Task requirements — Count the lines in the entries below that include the word "image". Give nothing but the number.
"""
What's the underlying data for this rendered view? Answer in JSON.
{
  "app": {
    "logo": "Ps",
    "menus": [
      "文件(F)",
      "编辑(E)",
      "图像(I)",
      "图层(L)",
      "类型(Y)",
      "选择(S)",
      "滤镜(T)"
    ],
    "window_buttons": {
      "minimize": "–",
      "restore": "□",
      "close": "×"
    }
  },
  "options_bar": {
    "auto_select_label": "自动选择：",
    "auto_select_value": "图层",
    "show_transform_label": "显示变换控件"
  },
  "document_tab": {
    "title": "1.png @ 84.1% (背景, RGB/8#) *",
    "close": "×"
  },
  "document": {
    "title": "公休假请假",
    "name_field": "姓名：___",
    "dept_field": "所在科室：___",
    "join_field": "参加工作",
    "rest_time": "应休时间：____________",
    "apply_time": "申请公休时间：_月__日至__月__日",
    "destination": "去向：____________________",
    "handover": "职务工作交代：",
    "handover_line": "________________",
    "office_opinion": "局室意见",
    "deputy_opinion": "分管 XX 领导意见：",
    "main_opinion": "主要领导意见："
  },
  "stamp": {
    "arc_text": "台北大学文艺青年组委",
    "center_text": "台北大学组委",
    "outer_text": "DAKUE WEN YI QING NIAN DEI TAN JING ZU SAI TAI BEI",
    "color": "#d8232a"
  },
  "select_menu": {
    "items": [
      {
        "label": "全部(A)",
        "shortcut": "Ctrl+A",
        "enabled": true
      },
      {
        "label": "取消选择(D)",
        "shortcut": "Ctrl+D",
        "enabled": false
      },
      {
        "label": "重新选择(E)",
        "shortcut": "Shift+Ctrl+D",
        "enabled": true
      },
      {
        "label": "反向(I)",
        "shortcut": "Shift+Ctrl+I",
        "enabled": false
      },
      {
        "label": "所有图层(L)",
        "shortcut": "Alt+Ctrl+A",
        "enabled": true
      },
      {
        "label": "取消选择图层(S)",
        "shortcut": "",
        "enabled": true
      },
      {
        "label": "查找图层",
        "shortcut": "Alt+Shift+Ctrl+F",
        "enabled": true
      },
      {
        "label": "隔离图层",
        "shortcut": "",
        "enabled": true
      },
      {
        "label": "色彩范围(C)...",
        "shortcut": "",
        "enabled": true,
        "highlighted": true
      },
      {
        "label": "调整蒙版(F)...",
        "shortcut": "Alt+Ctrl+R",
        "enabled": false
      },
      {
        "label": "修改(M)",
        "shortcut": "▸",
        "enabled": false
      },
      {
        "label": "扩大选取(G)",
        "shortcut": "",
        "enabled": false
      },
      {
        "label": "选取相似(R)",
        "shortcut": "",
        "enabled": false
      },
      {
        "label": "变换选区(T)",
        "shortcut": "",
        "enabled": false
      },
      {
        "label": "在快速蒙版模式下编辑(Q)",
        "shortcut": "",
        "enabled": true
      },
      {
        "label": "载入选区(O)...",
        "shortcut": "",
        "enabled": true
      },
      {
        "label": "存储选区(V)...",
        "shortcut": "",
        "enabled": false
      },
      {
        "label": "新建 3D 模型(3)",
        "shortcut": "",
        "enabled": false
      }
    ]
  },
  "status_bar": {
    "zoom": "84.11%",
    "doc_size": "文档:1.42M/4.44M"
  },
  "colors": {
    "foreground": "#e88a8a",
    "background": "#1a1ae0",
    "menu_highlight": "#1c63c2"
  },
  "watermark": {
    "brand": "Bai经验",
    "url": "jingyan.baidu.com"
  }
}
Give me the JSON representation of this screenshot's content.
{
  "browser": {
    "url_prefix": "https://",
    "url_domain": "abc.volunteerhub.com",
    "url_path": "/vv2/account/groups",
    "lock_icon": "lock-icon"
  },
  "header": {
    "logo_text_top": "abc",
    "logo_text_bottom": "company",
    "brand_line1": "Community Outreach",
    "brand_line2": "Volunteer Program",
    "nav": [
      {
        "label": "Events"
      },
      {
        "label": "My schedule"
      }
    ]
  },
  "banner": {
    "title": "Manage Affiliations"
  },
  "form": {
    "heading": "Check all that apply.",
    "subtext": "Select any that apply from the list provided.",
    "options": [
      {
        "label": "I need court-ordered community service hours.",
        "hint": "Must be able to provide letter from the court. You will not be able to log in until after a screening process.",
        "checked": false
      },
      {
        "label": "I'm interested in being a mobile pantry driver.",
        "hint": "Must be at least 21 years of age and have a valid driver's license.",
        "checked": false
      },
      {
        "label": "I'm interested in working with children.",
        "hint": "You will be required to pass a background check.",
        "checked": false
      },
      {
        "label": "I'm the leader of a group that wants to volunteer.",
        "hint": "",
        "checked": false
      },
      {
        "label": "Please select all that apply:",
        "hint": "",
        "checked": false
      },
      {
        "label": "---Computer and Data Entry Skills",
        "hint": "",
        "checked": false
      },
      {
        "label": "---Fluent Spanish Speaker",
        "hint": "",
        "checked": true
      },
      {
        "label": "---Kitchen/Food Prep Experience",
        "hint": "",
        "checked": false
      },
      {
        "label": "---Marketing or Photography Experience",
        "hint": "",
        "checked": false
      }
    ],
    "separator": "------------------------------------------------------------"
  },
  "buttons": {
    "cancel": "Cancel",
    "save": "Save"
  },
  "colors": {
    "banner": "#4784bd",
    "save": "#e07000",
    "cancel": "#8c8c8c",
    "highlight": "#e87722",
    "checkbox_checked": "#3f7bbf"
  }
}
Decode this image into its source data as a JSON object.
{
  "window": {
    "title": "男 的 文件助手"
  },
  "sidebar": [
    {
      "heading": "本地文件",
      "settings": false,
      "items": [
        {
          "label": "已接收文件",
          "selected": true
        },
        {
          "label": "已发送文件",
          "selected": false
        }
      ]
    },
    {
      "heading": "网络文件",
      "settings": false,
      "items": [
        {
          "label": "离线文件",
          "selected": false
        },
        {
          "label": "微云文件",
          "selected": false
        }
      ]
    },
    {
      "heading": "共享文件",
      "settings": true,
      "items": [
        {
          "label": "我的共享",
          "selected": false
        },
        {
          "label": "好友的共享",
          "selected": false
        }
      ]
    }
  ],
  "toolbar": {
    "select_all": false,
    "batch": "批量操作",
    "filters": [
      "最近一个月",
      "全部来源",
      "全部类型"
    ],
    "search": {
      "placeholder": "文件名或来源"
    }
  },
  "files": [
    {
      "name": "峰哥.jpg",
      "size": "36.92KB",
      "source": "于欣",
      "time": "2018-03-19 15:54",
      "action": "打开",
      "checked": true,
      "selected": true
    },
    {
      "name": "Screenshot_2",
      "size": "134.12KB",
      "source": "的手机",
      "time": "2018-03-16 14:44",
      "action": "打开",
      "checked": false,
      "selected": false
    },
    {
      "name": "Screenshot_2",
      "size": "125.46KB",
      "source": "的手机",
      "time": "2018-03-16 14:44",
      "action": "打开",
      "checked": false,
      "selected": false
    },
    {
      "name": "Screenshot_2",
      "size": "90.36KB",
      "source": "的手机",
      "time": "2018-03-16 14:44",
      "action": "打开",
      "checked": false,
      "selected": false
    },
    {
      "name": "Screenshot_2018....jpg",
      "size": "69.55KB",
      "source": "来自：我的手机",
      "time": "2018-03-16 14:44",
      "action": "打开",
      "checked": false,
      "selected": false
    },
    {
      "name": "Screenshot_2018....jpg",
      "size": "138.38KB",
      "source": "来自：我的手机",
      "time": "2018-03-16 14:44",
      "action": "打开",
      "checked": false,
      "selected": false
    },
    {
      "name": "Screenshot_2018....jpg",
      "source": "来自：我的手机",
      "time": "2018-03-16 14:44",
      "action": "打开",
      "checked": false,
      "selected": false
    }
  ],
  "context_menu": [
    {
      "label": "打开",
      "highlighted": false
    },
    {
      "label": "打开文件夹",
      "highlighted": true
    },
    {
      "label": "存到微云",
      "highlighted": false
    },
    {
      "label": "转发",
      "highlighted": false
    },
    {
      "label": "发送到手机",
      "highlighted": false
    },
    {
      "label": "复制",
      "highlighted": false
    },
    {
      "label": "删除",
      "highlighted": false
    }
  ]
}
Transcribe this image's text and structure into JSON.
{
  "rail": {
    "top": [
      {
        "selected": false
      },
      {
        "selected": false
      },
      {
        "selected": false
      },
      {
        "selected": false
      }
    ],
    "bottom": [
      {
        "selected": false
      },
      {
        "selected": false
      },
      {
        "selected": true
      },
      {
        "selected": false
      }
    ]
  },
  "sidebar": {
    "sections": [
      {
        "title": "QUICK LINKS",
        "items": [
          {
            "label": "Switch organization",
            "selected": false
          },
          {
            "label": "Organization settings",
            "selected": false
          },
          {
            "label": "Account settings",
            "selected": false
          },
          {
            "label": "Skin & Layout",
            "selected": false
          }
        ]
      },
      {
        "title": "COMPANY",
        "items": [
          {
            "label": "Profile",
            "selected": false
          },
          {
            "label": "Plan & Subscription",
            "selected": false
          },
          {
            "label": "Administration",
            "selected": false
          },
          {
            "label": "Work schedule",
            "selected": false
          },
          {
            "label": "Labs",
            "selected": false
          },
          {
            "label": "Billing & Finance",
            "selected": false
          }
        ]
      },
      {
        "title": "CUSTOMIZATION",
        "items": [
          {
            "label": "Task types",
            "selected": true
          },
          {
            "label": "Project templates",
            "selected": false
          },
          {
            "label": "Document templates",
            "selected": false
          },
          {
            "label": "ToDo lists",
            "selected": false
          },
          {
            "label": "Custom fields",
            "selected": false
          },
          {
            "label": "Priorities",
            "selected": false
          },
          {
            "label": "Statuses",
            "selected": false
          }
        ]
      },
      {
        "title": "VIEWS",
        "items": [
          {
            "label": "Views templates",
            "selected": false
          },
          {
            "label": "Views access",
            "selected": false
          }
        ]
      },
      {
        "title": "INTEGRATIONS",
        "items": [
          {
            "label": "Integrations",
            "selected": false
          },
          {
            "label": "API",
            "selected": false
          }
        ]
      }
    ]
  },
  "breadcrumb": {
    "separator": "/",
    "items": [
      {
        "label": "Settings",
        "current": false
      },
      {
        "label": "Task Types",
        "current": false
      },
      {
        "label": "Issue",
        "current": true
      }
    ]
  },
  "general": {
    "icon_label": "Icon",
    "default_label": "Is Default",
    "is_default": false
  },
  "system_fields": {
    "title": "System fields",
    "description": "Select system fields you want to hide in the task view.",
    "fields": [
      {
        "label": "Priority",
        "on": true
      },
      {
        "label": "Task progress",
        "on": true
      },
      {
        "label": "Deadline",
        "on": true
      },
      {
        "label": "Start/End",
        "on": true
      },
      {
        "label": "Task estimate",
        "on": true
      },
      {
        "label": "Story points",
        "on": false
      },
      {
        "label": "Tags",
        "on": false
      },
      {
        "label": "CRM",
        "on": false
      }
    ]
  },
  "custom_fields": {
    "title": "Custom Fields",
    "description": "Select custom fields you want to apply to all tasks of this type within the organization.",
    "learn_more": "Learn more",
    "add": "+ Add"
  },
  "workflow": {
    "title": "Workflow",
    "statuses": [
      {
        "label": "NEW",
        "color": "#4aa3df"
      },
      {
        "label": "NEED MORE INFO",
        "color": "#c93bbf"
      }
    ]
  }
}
"""
Exercise response — 2